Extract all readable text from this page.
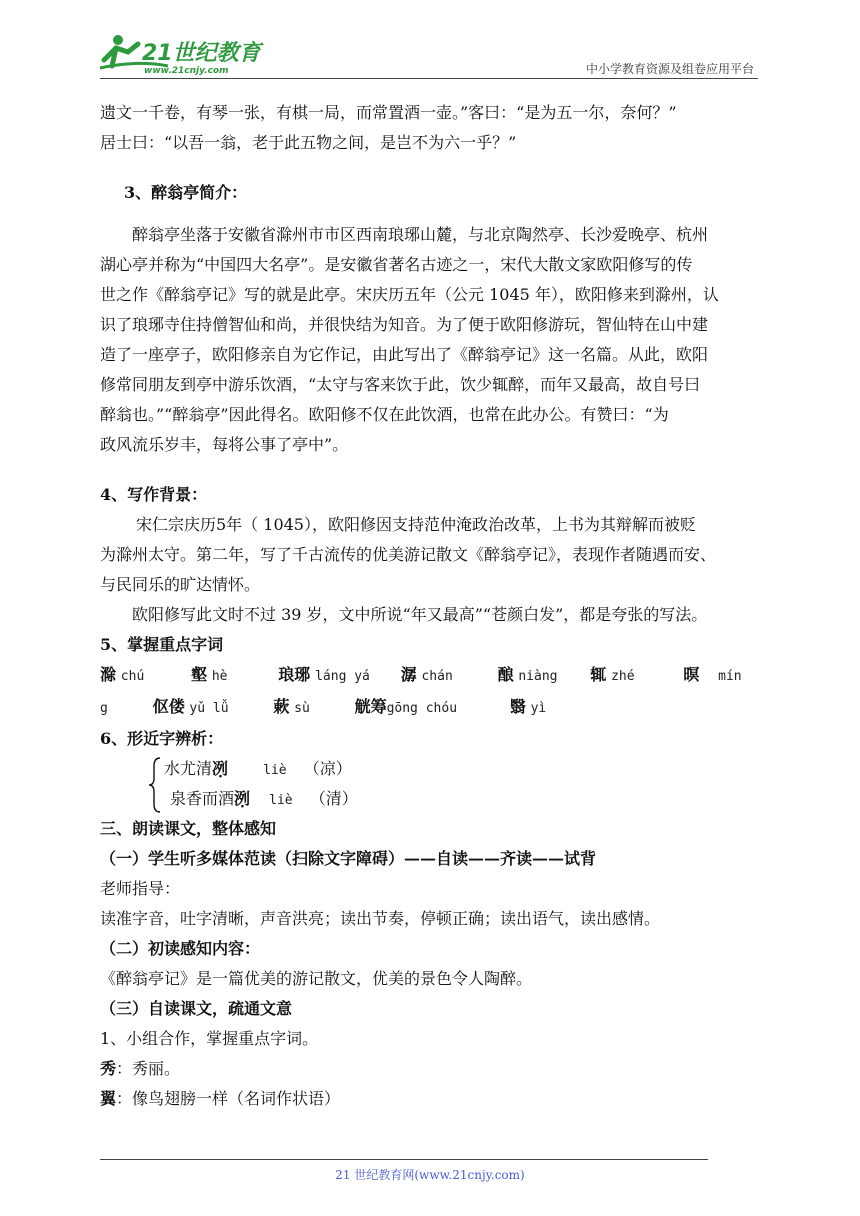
21世纪教育
www.21cnjy.com	中小学教育资源及组卷应用平台

遗文一千卷，有琴一张，有棋一局，而常置酒一壶。”客曰：“是为五一尔，奈何？”

居士曰：“以吾一翁，老于此五物之间，是岂不为六一乎？”

3、醉翁亭简介：

醉翁亭坐落于安徽省滁州市市区西南琅琊山麓，与北京陶然亭、长沙爱晚亭、杭州

湖心亭并称为“中国四大名亭”。是安徽省著名古迹之一，宋代大散文家欧阳修写的传

世之作《醉翁亭记》写的就是此亭。宋庆历五年（公元 1045 年），欧阳修来到滁州，认

识了琅琊寺住持僧智仙和尚，并很快结为知音。为了便于欧阳修游玩，智仙特在山中建

造了一座亭子，欧阳修亲自为它作记，由此写出了《醉翁亭记》这一名篇。从此，欧阳

修常同朋友到亭中游乐饮酒，“太守与客来饮于此，饮少辄醉，而年又最高，故自号曰

醉翁也。”“醉翁亭”因此得名。欧阳修不仅在此饮酒，也常在此办公。有赞曰：“为

政风流乐岁丰，每将公事了亭中”。

4、写作背景：

宋仁宗庆历5年（ 1045），欧阳修因支持范仲淹政治改革，上书为其辩解而被贬

为滁州太守。第二年，写了千古流传的优美游记散文《醉翁亭记》，表现作者随遇而安、

与民同乐的旷达情怀。

欧阳修写此文时不过 39 岁，文中所说“年又最高”“苍颜白发”，都是夸张的写法。

5、掌握重点字词

滁 chú	壑 hè	琅琊 láng yá 潺 chán	酿 niàng 辄 zhé	暝 mín
g	伛偻 yǔ lǚ	蔌 sù	觥筹gōng chóu	翳 yì

6、形近字辨析：

水尤清冽	liè （凉）
泉香而酒洌 liè （清）

三、朗读课文，整体感知

（一）学生听多媒体范读（扫除文字障碍）——自读——齐读——试背

老师指导：

读准字音，吐字清晰，声音洪亮；读出节奏，停顿正确；读出语气，读出感情。

（二）初读感知内容：

《醉翁亭记》是一篇优美的游记散文，优美的景色令人陶醉。

（三）自读课文，疏通文意

1、小组合作，掌握重点字词。

秀：秀丽。

翼：像鸟翅膀一样（名词作状语）

21 世纪教育网(www.21cnjy.com)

-=-=-

--- Problem statement ---
Restate each of the entries above word for word and skip every image.

--- Solution below ---
Extract all readable text from this page.
21世纪教育
www.21cnjy.com	中小学教育资源及组卷应用平台

遗文一千卷，有琴一张，有棋一局，而常置酒一壶。”客曰：“是为五一尔，奈何？”

居士曰：“以吾一翁，老于此五物之间，是岂不为六一乎？”

3、醉翁亭简介：

醉翁亭坐落于安徽省滁州市市区西南琅琊山麓，与北京陶然亭、长沙爱晚亭、杭州

湖心亭并称为“中国四大名亭”。是安徽省著名古迹之一，宋代大散文家欧阳修写的传

世之作《醉翁亭记》写的就是此亭。宋庆历五年（公元 1045 年），欧阳修来到滁州，认

识了琅琊寺住持僧智仙和尚，并很快结为知音。为了便于欧阳修游玩，智仙特在山中建

造了一座亭子，欧阳修亲自为它作记，由此写出了《醉翁亭记》这一名篇。从此，欧阳

修常同朋友到亭中游乐饮酒，“太守与客来饮于此，饮少辄醉，而年又最高，故自号曰

醉翁也。”“醉翁亭”因此得名。欧阳修不仅在此饮酒，也常在此办公。有赞曰：“为

政风流乐岁丰，每将公事了亭中”。

4、写作背景：

宋仁宗庆历5年（ 1045），欧阳修因支持范仲淹政治改革，上书为其辩解而被贬

为滁州太守。第二年，写了千古流传的优美游记散文《醉翁亭记》，表现作者随遇而安、

与民同乐的旷达情怀。

欧阳修写此文时不过 39 岁，文中所说“年又最高”“苍颜白发”，都是夸张的写法。

5、掌握重点字词

滁 chú	壑 hè	琅琊 láng yá 潺 chán	酿 niàng 辄 zhé	暝 mín
g	伛偻 yǔ lǚ	蔌 sù	觥筹gōng chóu	翳 yì

6、形近字辨析：

水尤清冽	liè （凉）
泉香而酒洌 liè （清）

三、朗读课文，整体感知

（一）学生听多媒体范读（扫除文字障碍）——自读——齐读——试背

老师指导：

读准字音，吐字清晰，声音洪亮；读出节奏，停顿正确；读出语气，读出感情。

（二）初读感知内容：

《醉翁亭记》是一篇优美的游记散文，优美的景色令人陶醉。

（三）自读课文，疏通文意

1、小组合作，掌握重点字词。

秀：秀丽。

翼：像鸟翅膀一样（名词作状语）

21 世纪教育网(www.21cnjy.com)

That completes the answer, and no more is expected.